* Begin Records supplied *
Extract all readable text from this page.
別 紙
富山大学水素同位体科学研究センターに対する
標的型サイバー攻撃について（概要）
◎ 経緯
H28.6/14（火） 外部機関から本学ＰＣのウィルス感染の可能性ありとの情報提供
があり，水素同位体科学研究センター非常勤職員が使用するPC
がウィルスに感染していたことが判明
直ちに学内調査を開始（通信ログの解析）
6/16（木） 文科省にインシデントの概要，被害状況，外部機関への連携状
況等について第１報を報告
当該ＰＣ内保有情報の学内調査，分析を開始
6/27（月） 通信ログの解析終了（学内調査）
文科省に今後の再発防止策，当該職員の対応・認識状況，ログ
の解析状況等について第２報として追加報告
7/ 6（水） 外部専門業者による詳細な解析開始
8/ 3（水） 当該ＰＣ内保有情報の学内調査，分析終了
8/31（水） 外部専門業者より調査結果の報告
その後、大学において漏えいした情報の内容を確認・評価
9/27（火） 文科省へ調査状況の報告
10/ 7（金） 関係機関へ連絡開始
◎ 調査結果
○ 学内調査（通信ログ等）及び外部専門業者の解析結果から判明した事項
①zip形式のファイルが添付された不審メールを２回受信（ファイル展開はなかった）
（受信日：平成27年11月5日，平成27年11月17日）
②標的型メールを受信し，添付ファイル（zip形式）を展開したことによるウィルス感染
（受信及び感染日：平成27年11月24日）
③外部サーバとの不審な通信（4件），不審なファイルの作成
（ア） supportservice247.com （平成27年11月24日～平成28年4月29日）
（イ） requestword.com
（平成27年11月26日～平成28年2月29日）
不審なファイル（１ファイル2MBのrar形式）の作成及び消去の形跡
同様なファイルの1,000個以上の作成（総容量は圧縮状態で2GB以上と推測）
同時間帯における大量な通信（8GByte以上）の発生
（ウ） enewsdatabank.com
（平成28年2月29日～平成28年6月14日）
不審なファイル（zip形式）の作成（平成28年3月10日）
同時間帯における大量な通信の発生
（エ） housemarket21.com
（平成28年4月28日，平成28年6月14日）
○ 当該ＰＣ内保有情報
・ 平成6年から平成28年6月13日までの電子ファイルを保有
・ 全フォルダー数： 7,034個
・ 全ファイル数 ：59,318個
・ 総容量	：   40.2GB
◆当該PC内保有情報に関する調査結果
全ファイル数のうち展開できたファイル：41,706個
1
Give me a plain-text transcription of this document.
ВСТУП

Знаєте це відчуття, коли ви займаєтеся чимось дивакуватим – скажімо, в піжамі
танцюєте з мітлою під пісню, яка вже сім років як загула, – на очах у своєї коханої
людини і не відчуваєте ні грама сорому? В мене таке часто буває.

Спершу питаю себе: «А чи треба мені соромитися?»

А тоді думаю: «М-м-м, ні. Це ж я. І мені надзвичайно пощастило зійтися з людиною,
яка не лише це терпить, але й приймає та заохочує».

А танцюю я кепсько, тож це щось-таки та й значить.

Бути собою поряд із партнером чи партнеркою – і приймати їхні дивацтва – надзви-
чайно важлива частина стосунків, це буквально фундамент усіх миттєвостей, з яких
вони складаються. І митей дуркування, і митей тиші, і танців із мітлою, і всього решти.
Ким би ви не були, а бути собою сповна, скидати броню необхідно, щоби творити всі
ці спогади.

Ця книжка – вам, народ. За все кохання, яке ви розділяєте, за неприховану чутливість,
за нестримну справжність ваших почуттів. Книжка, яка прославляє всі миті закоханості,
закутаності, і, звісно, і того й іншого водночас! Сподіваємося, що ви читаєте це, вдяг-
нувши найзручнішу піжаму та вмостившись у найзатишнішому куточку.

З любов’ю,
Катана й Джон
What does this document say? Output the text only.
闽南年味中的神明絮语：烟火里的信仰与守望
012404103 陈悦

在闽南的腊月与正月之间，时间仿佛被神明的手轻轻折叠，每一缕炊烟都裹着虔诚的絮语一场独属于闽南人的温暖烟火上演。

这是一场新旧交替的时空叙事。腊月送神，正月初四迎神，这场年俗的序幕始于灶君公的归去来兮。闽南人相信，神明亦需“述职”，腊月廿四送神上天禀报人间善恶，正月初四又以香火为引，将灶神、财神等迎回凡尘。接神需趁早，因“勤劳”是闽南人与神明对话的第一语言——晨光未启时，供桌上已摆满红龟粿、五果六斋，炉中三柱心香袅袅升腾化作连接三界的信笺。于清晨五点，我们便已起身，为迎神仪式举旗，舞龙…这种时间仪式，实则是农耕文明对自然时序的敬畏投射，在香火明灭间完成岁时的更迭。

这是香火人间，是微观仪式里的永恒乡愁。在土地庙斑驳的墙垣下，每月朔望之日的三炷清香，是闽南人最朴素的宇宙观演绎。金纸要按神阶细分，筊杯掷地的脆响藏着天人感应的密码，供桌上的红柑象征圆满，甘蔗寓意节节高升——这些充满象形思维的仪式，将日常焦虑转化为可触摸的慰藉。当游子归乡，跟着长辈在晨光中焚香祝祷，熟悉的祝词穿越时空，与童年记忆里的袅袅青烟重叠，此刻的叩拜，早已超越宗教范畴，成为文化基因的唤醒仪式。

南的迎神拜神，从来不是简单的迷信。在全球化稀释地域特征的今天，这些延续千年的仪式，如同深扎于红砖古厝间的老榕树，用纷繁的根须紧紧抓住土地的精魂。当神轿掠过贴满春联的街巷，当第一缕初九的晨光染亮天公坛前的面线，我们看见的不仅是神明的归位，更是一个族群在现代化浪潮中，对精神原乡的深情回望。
* End Records supplied *
> _Task to carry out_
Write only the number of lines in the data above that include "this".

> _Reply to the exercise_
3